** Assigned task 1 **
From the article on the Diego container process limit, output the text between "Issue/Introduction" and "max user processes.", inclusive, copying it verbatim.
** Assigned task 2 **
Continue the article on the Diego container process limit from its final line.

VMware Tanzu Application Service for VMs

Issue/Introduction

Symptoms:

Customers encounter application crashes and may want to verify the maximum process limit in their Diego cells and containers. Applications with many threads and process are more susceptible to problems related to these limits.

An application gets ERR runtime: may need to increase max user processes.

Error Message:

Application crash message during cf restart (or cf push):

2018-03-06T10:51:22.76-0500 [CELL/1] OUT Container became unhealthy 
[31m2018-03-06T10:51:22.76-0500 [CELL/SSHD/1] ERR runtime: failed to create new OS thread (have 8 already; errno=11) [0m 
[31m2018-03-06T10:51:22.76-0500 [CELL/SSHD/1] ERR runtime: may need to increase max user processes (ulimit -u) [0m 
[31m2018-03-06T10:51:22.76-0500 [CELL/SSHD/1] ERR fatal error: newosproc [0m 
2018-03-06T10:51:22.76-0500 [CELL/SSHD/1] OUT Exit status 0
 

 

Environment


Cause

Tanzu Application Service (versions 1.12 through 2.0.7) had a process limit of 1024 on application containers. This limit was meant to protect Diego cell from malicious applications. Most applications using Buildpacks should not reach the "1024" limit, however certain applications running many threads or process may reach this limit. However, this problem has been fixed in Tanzu Application Service version 2.0.8 and higher; the limit has been set back to 0 (unlimited). 

 

Resolution

The following steps can be used to manually adjust pid_limit in the TAS (cf) manifest; it should be used with care, and is not recommended for Production environments.

1. On Operations Manager, run the following command to dump cf manifest:

ubuntu@bosh-stemcell:~$ bosh2 -e lab12 -d cf-#################### manifest > cf.yml

2. Edit the manifest and insert the field pid_limit:0 (this goes under - name: cloud_controller_ng > properties: > cc: > diego:

ubuntu@bosh-stemcell:~$ vim cf.yml
  - name: cloud_controller_ng
      properties:
        cc:
          diego:
+           pid_limit: 0

3. Run a manual deploy of the edited manifest:

ubuntu@bosh-stemcell:~$ bosh2 -e lab12 deploy -d cf-#################### cf.yml
Using environment '10.193.77.11' as user 'director' (bosh.*.read, openid, bosh.*.admin, bosh.read, bosh.admin)

Using deployment 'cf-####################'

  instance_groups:
  - name: cloud_controller
    jobs:
    - name: cloud_controller_ng
      properties:
        cc:
          diego:
+           pid_limit: "<redacted>"

Continue? [yN]:

The command will run and update cloud controller VM's with this setting.

WARNING: Changes made by BOSH deploy will be overwritten by Operations Manager update or upgrade.

4. Restart the problematic applications so that pid_limit is increased:

cf restart <app-name>

=========

 

Verification of process limit or process count

You can run the following commands to validate that the changes are reflected: 


1. Connect to Diego cell VM on the system:

bosh -e <environment> -d cf-#################### ssh diego_cell/0 

or:

ssh vcap@<Diego cell IP>  (credentials from PAS > Credentials > Diego > VM Credentials)

** Record extracts **
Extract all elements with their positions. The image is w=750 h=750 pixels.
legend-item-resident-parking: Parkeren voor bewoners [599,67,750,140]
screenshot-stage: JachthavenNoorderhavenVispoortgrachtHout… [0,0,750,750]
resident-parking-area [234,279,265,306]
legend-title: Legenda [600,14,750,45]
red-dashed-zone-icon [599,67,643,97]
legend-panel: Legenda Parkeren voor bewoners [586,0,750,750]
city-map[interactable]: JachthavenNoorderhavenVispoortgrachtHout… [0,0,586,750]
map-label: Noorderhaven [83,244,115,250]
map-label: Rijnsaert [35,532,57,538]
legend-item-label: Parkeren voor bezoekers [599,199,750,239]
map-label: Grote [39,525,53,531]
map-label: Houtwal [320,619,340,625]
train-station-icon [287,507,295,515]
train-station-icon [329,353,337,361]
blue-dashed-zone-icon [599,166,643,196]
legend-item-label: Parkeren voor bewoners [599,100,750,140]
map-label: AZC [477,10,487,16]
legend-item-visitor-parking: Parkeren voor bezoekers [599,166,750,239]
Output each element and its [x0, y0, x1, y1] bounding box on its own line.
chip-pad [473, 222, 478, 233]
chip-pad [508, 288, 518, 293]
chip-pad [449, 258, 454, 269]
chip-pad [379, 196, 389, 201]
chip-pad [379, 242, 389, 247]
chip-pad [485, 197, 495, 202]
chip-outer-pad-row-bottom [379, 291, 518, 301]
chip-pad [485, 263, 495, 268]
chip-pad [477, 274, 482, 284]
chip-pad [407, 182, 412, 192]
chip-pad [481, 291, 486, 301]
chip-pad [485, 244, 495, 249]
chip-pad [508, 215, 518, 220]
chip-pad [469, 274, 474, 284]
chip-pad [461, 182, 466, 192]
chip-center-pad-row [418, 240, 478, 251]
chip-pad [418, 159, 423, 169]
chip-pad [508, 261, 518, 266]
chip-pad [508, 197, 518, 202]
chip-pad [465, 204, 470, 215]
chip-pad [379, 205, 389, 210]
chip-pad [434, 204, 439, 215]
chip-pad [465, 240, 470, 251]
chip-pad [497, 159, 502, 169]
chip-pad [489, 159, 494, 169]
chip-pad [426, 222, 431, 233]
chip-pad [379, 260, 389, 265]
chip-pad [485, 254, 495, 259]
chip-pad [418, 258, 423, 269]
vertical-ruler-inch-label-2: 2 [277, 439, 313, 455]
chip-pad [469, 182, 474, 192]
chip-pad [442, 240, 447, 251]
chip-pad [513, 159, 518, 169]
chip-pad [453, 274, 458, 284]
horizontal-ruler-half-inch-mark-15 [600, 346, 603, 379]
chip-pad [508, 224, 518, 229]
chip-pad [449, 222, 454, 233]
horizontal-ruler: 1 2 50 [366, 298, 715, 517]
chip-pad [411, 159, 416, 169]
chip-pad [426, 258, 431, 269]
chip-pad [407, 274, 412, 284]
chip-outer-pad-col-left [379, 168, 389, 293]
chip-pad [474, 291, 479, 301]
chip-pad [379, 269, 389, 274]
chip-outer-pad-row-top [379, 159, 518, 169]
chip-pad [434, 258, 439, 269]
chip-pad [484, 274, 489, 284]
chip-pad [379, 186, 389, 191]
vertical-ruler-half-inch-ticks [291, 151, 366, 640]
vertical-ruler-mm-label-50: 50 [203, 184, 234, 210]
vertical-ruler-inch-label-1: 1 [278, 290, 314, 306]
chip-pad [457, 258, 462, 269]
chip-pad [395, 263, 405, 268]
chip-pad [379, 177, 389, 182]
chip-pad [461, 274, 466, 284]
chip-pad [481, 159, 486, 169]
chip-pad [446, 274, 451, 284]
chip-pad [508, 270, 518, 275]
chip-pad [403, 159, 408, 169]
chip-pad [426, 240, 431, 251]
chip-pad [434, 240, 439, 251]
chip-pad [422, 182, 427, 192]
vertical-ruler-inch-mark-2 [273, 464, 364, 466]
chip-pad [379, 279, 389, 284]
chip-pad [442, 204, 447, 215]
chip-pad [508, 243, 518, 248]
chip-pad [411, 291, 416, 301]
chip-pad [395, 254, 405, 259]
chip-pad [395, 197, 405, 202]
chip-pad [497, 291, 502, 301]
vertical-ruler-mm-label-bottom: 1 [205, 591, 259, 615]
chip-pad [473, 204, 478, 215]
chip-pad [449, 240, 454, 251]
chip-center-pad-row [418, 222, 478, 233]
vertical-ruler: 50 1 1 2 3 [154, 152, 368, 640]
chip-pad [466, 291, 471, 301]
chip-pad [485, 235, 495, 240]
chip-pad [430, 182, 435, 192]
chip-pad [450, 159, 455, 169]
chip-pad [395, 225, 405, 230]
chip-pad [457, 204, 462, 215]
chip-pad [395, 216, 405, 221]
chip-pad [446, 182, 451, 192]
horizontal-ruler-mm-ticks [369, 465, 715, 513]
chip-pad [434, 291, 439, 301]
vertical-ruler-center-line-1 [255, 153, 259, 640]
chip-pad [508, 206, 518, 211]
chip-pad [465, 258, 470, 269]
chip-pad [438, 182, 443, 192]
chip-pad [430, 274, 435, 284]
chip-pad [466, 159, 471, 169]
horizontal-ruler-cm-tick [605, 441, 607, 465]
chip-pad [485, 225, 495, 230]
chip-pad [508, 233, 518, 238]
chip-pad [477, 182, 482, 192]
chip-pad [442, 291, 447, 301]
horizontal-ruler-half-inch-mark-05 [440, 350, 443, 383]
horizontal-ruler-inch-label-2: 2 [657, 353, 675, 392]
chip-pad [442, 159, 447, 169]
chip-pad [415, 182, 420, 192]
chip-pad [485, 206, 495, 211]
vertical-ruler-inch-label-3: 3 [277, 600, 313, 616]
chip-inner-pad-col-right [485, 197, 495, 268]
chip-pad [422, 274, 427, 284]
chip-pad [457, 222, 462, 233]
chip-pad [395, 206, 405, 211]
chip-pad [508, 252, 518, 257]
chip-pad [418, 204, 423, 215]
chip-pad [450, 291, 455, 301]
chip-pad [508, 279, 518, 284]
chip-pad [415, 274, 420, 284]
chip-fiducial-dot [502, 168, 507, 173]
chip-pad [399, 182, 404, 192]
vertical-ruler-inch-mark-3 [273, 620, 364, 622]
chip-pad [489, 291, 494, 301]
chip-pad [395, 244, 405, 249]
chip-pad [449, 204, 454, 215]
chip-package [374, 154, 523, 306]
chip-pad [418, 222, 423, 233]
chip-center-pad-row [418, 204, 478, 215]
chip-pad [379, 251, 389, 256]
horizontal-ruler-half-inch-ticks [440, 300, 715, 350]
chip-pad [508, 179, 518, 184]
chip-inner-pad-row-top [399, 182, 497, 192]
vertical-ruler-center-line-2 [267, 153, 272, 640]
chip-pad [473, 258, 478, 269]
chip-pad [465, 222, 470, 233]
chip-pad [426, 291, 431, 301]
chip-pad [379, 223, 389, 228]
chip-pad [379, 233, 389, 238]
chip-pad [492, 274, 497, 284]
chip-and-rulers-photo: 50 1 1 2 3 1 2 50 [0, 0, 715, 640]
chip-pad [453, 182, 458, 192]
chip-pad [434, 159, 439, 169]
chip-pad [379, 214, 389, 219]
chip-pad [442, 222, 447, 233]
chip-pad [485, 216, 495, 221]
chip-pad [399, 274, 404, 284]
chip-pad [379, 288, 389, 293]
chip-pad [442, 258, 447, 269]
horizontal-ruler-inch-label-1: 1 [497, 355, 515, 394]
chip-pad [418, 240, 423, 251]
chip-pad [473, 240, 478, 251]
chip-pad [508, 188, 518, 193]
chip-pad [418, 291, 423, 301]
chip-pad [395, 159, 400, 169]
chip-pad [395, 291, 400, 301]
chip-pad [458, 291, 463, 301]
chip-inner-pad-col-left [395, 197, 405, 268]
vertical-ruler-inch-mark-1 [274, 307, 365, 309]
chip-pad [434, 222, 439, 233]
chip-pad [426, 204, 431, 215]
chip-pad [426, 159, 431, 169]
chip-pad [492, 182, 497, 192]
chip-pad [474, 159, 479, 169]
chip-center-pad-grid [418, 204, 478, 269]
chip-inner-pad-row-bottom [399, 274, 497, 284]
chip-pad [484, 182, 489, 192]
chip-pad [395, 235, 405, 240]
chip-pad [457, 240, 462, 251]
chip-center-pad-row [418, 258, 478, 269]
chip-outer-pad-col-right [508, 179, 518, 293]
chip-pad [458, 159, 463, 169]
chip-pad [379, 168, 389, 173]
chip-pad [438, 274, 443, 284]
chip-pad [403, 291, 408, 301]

** Exercise result 1 **
Issue/Introduction

Symptoms:

Customers encounter application crashes and may want to verify the maximum process limit in their Diego cells and containers. Applications with many threads and process are more susceptible to problems related to these limits.

An application gets ERR runtime: may need to increase max user processes.

** Exercise result 2 **
2. List out garden LRP's running on Diego cell.

$ /var/vcap/packages/runc/bin/runc list
ID                                                    PID         STATUS      BUNDLE                                                                                                                   CREATED                          OWNER
########-####-####-####-####                          32024       running     /var/vcap/data/garden/depot/########-####-####-####-####                                                                 2018-03-07T23:27:31.256036794Z   root
########-####-####-####-####                          33103       running     /var/vcap/data/garden/depot/########-####-####-####-####                                                                 2018-03-07T23:28:51.026466237Z   root


3. Now you can use runc events --stats to see the pid usage, using jq to pick out those values:

# /var/vcap/packages/runc/bin/runc events --stats ########-####-####-####-#### | jq .data.pids
{
  "current": 18,
  "limit": 1024
}

After restarting applications with setting limit: 0, you should see the limit field disappear (this means change applied successfully):

{
  "id": "########-####-####-####-####",
  "pids": {
    "current": 18
  }
}


4. Here’s a 1-liner that scans everything and reports back the container handles:

# for c in $(/var/vcap/packages/runc/bin/runc list | tail -n+2 | cut -f1 -d' '); do /var/vcap/packages/runc/bin/runc events --stats $c | jq '{id, pids: .data.pids}'; done
{
  "id": "########-####-####-####-####",
  "pids": {
    "current": 18,
    "limit": 1024
  }
}


5. If you need to track down an instance of a specific app (for example, let’s say they have applied the change and want to validate that it works after they cf restart a particular app) then you can use cfdot to find it as follows:

# cf app <app-name> --guid (gets the app guid)
# cf curl /v2/apps/<guid>/stats | grep -I host (gets the Diego IP address)
# app_guid=########-####-####-####-############
# cfdot actual-lrp-groups | grep $app_guid | jq '.instance | {instance_guid, cell_id}'
{
  "instance_guid": "########-####-####-####-####",
  "cell_id": "########-####-####-####-############"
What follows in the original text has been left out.